- _EXERCISE DIRECTIONS_: Update the items below by changing every "Biotechnology Index" to "Biotech Index" and leaving everything else as it is.

- _PROVIDED ENTRIES_:
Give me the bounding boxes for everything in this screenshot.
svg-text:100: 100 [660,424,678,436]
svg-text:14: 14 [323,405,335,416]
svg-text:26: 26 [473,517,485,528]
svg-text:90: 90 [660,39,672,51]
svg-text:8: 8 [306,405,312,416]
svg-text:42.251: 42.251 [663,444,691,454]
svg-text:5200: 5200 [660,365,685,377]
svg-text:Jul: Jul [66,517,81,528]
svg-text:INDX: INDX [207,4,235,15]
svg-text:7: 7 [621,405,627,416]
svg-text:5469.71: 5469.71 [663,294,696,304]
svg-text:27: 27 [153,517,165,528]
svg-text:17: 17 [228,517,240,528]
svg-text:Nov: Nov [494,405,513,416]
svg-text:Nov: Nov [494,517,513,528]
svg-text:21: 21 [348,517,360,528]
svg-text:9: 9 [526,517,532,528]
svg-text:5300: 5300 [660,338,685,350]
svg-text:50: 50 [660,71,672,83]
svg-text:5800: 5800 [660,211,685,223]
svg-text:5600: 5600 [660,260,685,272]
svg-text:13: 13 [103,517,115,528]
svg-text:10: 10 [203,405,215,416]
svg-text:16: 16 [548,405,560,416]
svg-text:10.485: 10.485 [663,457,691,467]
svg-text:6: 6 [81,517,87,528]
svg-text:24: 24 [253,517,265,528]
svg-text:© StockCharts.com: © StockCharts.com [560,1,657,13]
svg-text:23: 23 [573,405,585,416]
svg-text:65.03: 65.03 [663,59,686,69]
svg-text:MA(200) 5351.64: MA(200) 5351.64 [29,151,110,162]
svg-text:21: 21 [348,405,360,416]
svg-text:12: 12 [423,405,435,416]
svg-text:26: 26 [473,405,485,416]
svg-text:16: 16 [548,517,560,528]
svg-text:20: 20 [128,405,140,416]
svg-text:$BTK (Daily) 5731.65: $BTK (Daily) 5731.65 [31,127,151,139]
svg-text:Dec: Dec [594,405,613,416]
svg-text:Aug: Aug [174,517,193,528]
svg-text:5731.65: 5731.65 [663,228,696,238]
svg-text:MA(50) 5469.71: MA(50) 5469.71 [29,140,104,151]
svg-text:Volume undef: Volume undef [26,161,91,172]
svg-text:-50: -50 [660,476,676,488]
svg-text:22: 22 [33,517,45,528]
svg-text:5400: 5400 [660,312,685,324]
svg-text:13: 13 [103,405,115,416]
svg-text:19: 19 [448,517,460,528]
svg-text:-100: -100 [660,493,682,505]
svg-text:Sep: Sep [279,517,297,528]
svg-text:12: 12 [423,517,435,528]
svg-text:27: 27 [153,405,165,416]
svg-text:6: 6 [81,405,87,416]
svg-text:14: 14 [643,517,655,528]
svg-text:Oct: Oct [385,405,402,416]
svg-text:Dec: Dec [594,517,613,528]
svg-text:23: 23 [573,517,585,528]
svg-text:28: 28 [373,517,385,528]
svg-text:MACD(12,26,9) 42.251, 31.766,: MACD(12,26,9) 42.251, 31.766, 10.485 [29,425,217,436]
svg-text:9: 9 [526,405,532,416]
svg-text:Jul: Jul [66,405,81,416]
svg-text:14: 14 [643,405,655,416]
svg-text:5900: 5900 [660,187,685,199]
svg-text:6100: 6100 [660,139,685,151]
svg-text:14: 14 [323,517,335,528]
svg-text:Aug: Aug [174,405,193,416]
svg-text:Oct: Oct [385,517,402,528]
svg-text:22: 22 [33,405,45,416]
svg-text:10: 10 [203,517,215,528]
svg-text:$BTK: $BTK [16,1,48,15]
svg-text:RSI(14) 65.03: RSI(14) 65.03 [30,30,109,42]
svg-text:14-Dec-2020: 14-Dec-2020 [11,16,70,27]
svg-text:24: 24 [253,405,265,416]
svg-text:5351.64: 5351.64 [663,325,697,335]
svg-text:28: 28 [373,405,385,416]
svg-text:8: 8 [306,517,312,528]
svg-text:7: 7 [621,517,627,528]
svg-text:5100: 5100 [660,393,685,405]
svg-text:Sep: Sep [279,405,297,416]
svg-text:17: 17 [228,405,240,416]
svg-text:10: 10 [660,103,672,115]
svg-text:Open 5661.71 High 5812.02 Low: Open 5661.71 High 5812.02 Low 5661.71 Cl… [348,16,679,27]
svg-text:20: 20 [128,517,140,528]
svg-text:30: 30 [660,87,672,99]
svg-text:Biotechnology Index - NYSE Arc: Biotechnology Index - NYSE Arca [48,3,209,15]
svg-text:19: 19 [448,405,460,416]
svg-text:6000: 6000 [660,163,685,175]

- _RESULT BELOW_:
Give me the bounding boxes for everything in this screenshot.
svg-text:100: 100 [660,424,678,436]
svg-text:14: 14 [323,405,335,416]
svg-text:26: 26 [473,517,485,528]
svg-text:90: 90 [660,39,672,51]
svg-text:8: 8 [306,405,312,416]
svg-text:42.251: 42.251 [663,444,691,454]
svg-text:5200: 5200 [660,365,685,377]
svg-text:Jul: Jul [66,517,81,528]
svg-text:INDX: INDX [207,4,235,15]
svg-text:7: 7 [621,405,627,416]
svg-text:5469.71: 5469.71 [663,294,696,304]
svg-text:27: 27 [153,517,165,528]
svg-text:17: 17 [228,517,240,528]
svg-text:Nov: Nov [494,405,513,416]
svg-text:Nov: Nov [494,517,513,528]
svg-text:21: 21 [348,517,360,528]
svg-text:9: 9 [526,517,532,528]
svg-text:5300: 5300 [660,338,685,350]
svg-text:50: 50 [660,71,672,83]
svg-text:5800: 5800 [660,211,685,223]
svg-text:5600: 5600 [660,260,685,272]
svg-text:13: 13 [103,517,115,528]
svg-text:10: 10 [203,405,215,416]
svg-text:16: 16 [548,405,560,416]
svg-text:10.485: 10.485 [663,457,691,467]
svg-text:6: 6 [81,517,87,528]
svg-text:24: 24 [253,517,265,528]
svg-text:© StockCharts.com: © StockCharts.com [560,1,657,13]
svg-text:23: 23 [573,405,585,416]
svg-text:65.03: 65.03 [663,59,686,69]
svg-text:MA(200) 5351.64: MA(200) 5351.64 [29,151,110,162]
svg-text:21: 21 [348,405,360,416]
svg-text:12: 12 [423,405,435,416]
svg-text:26: 26 [473,405,485,416]
svg-text:16: 16 [548,517,560,528]
svg-text:20: 20 [128,405,140,416]
svg-text:$BTK (Daily) 5731.65: $BTK (Daily) 5731.65 [31,127,151,139]
svg-text:Dec: Dec [594,405,613,416]
svg-text:Aug: Aug [174,517,193,528]
svg-text:5731.65: 5731.65 [663,228,696,238]
svg-text:MA(50) 5469.71: MA(50) 5469.71 [29,140,104,151]
svg-text:Volume undef: Volume undef [26,161,91,172]
svg-text:-50: -50 [660,476,676,488]
svg-text:22: 22 [33,517,45,528]
svg-text:5400: 5400 [660,312,685,324]
svg-text:13: 13 [103,405,115,416]
svg-text:19: 19 [448,517,460,528]
svg-text:-100: -100 [660,493,682,505]
svg-text:Sep: Sep [279,517,297,528]
svg-text:12: 12 [423,517,435,528]
svg-text:27: 27 [153,405,165,416]
svg-text:6: 6 [81,405,87,416]
svg-text:14: 14 [643,517,655,528]
svg-text:Oct: Oct [385,405,402,416]
svg-text:Dec: Dec [594,517,613,528]
svg-text:23: 23 [573,517,585,528]
svg-text:28: 28 [373,517,385,528]
svg-text:MACD(12,26,9) 42.251, 31.766,: MACD(12,26,9) 42.251, 31.766, 10.485 [29,425,217,436]
svg-text:9: 9 [526,405,532,416]
svg-text:Jul: Jul [66,405,81,416]
svg-text:14: 14 [643,405,655,416]
svg-text:5900: 5900 [660,187,685,199]
svg-text:6100: 6100 [660,139,685,151]
svg-text:14: 14 [323,517,335,528]
svg-text:Aug: Aug [174,405,193,416]
svg-text:Oct: Oct [385,517,402,528]
svg-text:22: 22 [33,405,45,416]
svg-text:10: 10 [203,517,215,528]
svg-text:$BTK: $BTK [16,1,48,15]
svg-text:RSI(14) 65.03: RSI(14) 65.03 [30,30,109,42]
svg-text:14-Dec-2020: 14-Dec-2020 [11,16,70,27]
svg-text:24: 24 [253,405,265,416]
svg-text:5351.64: 5351.64 [663,325,697,335]
svg-text:28: 28 [373,405,385,416]
svg-text:8: 8 [306,517,312,528]
svg-text:7: 7 [621,517,627,528]
svg-text:5100: 5100 [660,393,685,405]
svg-text:Sep: Sep [279,405,297,416]
svg-text:17: 17 [228,405,240,416]
svg-text:10: 10 [660,103,672,115]
svg-text:Open 5661.71 High 5812.02 Low: Open 5661.71 High 5812.02 Low 5661.71 Cl… [348,16,679,27]
svg-text:20: 20 [128,517,140,528]
svg-text:30: 30 [660,87,672,99]
svg-text:Biotech Index - NYSE Arc: Biotech Index - NYSE Arca [48,3,209,15]
svg-text:19: 19 [448,405,460,416]
svg-text:6000: 6000 [660,163,685,175]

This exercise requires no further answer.